§ Task instructions
[1] From the judges' assistance page, copy the stretch from "Confidential Assistance for" through "working in isolation.".
[2] Translate this sentence from the judges' assistance page into Spanish: "Because of your unique position, it is easy to find yourself working in isolation."
[3] List every problem that the judges' assistance page says judges sometimes face.

§ Source extract
──────────────────────────────

Judges

Confidential Assistance for West Virginia Judges

Like all members of the legal profession, Judges sometimes face problems—physical illness, aging, stress, depression, trauma, work/life balance, substance abuse, codependent and/or compulsive behaviors.

But as a Judge, the problems you face are more likely to go unaddressed because of the very nature of your role in the legal profession and the community at large:

  • Because of your unique position, it is easy to find yourself working in isolation.
  • You may be hesitant to talk with friends or colleagues about your concerns.
  • You may be reluctant to ask for help out of fear or embarrassment—even hopelessness.
  • You may be concerned that discussing your problems will negatively impacting your status and reputation.

Contact WVLAP and utilize the confidential support of WVLAP’s Staff and Volunteer Judicial Assistance Group (JAG), who understand the issues themselves and are genuinely concerned about helping their colleagues.

With WVLAP, never again will a judge have to say there was nowhere to turn for help!

──────────────────────────────

§ Data rows
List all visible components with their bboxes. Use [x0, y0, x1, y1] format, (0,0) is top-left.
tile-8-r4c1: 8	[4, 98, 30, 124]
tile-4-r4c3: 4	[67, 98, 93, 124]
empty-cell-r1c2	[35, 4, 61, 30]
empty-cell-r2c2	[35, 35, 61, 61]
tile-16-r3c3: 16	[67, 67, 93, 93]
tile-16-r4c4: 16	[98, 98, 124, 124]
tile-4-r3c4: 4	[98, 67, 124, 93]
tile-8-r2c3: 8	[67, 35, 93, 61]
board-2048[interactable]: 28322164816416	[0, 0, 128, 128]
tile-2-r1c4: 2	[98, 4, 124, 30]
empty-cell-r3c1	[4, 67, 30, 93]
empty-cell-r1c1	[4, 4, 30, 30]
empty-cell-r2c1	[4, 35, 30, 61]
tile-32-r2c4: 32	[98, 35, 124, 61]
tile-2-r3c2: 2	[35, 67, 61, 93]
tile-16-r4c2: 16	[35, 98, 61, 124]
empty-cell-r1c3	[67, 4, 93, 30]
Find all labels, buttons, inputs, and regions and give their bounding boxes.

──────────────────────────────

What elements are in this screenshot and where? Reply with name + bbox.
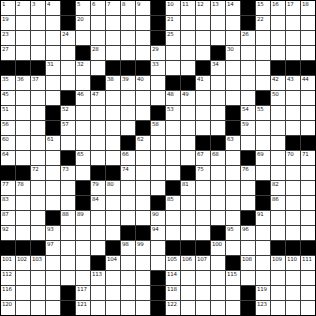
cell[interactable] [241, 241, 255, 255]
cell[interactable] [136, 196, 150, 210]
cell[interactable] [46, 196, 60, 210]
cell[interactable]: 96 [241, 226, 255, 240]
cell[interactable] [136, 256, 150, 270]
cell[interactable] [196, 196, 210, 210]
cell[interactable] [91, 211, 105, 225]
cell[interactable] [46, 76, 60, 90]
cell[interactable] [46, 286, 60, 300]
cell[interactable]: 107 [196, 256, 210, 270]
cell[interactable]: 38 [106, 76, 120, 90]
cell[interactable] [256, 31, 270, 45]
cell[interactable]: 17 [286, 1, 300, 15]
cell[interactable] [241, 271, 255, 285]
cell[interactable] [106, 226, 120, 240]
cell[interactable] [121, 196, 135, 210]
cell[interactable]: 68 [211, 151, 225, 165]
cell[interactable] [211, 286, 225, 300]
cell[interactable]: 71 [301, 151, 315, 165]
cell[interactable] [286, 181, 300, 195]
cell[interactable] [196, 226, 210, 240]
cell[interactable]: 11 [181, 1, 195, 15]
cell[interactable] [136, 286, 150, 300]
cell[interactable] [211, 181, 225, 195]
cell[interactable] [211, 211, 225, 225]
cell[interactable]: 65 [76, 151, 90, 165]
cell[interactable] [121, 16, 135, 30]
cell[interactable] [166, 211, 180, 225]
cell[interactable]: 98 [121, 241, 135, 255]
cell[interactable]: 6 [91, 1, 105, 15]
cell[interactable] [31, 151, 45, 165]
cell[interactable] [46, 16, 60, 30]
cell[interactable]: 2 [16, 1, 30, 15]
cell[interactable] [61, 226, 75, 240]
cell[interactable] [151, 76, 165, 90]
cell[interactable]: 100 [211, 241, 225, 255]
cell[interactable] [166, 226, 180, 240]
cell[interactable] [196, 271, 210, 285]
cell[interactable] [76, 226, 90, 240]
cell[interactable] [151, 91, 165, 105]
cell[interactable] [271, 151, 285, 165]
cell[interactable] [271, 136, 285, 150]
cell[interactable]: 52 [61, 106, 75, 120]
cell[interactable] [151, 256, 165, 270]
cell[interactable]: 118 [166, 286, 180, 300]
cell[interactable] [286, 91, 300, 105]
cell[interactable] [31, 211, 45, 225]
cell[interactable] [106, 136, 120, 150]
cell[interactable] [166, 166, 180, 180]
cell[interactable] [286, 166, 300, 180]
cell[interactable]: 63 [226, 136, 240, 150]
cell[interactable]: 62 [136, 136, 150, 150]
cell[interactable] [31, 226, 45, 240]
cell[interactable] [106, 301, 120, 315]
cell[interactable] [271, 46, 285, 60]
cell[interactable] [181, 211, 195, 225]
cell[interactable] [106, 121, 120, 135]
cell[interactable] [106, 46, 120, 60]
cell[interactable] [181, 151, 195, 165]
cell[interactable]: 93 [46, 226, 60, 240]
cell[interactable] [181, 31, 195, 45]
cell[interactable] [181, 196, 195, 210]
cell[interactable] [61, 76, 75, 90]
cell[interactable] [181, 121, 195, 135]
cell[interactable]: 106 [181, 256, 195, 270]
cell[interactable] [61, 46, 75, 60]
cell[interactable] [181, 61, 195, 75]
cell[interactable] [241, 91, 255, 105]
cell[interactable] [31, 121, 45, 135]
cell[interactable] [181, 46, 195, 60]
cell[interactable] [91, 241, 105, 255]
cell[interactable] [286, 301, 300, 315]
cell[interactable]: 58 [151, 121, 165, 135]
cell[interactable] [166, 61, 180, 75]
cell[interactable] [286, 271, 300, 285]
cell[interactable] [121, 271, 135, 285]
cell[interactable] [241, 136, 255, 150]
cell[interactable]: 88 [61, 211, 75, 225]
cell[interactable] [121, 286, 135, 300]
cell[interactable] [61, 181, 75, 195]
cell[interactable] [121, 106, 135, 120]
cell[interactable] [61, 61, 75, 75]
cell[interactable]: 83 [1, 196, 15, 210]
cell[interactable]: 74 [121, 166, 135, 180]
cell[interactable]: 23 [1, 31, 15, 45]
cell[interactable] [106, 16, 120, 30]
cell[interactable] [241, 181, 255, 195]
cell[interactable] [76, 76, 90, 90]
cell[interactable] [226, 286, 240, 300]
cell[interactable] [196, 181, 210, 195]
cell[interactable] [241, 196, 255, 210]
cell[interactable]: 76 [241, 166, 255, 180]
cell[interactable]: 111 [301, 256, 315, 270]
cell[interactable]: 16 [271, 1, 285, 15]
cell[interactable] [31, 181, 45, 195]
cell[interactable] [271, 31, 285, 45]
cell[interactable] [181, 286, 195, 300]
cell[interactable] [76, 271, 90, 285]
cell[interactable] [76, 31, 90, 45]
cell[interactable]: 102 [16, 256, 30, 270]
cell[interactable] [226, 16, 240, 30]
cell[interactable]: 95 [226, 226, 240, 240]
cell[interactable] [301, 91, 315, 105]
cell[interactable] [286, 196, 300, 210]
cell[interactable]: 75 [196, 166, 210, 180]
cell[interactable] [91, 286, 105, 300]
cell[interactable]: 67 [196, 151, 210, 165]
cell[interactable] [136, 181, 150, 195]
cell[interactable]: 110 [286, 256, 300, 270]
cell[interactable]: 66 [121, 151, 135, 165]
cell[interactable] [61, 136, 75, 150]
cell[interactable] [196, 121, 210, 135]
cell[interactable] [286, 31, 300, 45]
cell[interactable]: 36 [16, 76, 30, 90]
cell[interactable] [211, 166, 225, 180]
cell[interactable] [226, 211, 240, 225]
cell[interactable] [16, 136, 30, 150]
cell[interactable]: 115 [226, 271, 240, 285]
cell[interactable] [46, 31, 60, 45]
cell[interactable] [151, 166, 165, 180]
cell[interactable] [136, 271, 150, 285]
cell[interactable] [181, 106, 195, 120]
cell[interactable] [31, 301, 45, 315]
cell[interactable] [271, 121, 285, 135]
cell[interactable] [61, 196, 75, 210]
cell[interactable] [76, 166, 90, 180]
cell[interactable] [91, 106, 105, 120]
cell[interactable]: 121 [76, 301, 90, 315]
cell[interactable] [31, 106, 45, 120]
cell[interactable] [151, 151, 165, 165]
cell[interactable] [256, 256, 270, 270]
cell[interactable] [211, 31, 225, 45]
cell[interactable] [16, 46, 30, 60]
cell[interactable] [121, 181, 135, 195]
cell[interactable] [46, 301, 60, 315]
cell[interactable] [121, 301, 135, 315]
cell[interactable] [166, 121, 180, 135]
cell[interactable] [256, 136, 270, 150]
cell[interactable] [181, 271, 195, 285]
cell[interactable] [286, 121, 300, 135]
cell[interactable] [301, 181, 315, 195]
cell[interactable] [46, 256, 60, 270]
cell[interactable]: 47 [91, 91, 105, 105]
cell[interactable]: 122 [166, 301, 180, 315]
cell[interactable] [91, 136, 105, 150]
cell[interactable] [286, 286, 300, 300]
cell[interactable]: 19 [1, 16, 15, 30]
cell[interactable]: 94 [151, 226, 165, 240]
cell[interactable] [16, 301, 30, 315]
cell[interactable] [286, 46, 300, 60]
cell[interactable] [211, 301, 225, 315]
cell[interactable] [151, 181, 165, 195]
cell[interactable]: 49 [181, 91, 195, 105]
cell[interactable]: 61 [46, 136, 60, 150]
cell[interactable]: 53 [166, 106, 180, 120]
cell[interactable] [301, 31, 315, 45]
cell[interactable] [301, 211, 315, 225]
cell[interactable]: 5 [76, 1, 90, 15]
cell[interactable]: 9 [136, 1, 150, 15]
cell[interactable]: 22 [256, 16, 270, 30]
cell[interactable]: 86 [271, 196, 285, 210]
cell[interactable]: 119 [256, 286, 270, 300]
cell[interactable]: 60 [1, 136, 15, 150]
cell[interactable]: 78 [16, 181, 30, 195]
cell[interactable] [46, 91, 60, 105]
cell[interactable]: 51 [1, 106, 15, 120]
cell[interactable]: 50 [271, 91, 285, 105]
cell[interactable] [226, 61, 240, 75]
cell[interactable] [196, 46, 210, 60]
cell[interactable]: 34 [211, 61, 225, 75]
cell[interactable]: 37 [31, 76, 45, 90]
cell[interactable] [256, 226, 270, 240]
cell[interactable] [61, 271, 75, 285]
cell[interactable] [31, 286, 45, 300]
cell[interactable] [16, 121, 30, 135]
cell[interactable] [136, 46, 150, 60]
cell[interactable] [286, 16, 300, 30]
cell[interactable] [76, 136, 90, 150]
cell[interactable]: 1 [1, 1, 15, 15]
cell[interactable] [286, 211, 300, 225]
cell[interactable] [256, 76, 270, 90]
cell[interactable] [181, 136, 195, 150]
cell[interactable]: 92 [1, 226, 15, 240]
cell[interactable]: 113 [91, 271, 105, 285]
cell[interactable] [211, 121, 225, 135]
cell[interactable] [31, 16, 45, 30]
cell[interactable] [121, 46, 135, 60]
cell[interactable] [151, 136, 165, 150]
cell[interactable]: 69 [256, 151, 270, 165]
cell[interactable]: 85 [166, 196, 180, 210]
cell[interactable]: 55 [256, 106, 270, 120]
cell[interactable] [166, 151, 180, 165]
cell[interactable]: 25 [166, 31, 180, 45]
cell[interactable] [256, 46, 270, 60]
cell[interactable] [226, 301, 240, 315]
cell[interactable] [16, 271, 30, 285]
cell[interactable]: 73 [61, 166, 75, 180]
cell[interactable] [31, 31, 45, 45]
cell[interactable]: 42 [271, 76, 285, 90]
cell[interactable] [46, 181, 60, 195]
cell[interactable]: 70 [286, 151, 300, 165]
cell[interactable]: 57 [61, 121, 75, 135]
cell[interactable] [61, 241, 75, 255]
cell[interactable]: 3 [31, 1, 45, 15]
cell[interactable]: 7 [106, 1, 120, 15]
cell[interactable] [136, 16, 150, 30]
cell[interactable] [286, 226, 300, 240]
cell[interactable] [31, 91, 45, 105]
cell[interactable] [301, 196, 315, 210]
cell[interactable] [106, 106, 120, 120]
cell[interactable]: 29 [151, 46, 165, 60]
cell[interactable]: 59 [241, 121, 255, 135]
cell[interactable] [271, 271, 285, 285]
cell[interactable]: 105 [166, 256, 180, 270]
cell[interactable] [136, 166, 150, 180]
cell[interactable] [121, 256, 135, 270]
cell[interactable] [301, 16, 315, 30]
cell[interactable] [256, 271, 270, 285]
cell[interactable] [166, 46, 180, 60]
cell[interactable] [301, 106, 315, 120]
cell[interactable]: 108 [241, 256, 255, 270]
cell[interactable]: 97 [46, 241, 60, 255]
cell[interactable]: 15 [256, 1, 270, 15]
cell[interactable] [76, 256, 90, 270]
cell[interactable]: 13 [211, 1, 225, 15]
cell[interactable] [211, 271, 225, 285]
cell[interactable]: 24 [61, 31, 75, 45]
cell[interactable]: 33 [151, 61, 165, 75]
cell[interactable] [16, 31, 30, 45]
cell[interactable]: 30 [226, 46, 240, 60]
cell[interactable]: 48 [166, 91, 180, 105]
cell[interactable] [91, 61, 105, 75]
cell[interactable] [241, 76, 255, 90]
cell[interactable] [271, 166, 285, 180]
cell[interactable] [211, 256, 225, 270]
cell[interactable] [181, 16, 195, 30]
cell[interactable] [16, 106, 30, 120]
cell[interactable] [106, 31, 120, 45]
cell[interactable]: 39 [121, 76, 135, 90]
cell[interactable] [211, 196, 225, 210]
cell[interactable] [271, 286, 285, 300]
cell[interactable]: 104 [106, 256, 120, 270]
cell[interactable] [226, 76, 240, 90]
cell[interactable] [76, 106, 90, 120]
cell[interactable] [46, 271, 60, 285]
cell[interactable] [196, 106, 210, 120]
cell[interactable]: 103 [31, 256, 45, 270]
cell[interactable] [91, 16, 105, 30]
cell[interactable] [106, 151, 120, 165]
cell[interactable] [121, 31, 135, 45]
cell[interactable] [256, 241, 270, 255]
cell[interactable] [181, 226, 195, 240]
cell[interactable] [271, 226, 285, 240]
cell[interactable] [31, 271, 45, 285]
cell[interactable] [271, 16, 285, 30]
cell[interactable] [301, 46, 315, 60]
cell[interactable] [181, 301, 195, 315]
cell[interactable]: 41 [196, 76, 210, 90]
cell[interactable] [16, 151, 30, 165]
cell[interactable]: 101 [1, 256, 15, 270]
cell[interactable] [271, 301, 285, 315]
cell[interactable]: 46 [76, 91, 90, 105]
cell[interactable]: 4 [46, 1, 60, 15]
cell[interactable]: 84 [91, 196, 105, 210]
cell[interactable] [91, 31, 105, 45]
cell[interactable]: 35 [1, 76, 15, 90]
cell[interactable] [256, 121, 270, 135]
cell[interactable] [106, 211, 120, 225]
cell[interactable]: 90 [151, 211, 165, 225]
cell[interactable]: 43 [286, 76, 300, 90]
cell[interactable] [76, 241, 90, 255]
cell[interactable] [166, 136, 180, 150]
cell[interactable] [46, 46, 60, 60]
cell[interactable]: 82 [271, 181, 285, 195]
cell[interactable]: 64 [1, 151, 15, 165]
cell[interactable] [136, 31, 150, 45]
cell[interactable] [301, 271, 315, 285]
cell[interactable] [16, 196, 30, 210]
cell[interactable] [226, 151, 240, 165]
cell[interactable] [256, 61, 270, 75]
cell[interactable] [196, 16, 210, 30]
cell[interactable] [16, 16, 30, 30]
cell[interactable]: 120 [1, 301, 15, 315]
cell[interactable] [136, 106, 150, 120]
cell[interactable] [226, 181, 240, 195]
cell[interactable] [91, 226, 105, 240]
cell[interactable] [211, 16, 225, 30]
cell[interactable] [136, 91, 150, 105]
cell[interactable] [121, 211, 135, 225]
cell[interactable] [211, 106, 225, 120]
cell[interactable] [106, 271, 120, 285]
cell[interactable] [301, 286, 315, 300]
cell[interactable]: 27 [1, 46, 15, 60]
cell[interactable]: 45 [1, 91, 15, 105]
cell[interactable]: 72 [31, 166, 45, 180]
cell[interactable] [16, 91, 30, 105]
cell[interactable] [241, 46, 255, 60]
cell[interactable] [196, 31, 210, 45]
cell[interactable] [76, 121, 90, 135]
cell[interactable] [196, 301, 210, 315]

──────────────────────────────

§ Answers by task
[1]
Confidential Assistance for West Virginia Judges

Like all members of the legal profession, Judges sometimes face problems—physical illness, aging, stress, depression, trauma, work/life balance, substance abuse, codependent and/or compulsive behaviors.

But as a Judge, the problems you face are more likely to go unaddressed because of the very nature of your role in the legal profession and the community at large:

  • Because of your unique position, it is easy to find yourself working in isolation.

[2] Debido a su posición única, es fácil encontrarse trabajando en aislamiento.

[3]
- physical illness
- aging
- stress
- depression
- trauma
- work/life balance
- substance abuse
- codependent and/or compulsive behaviors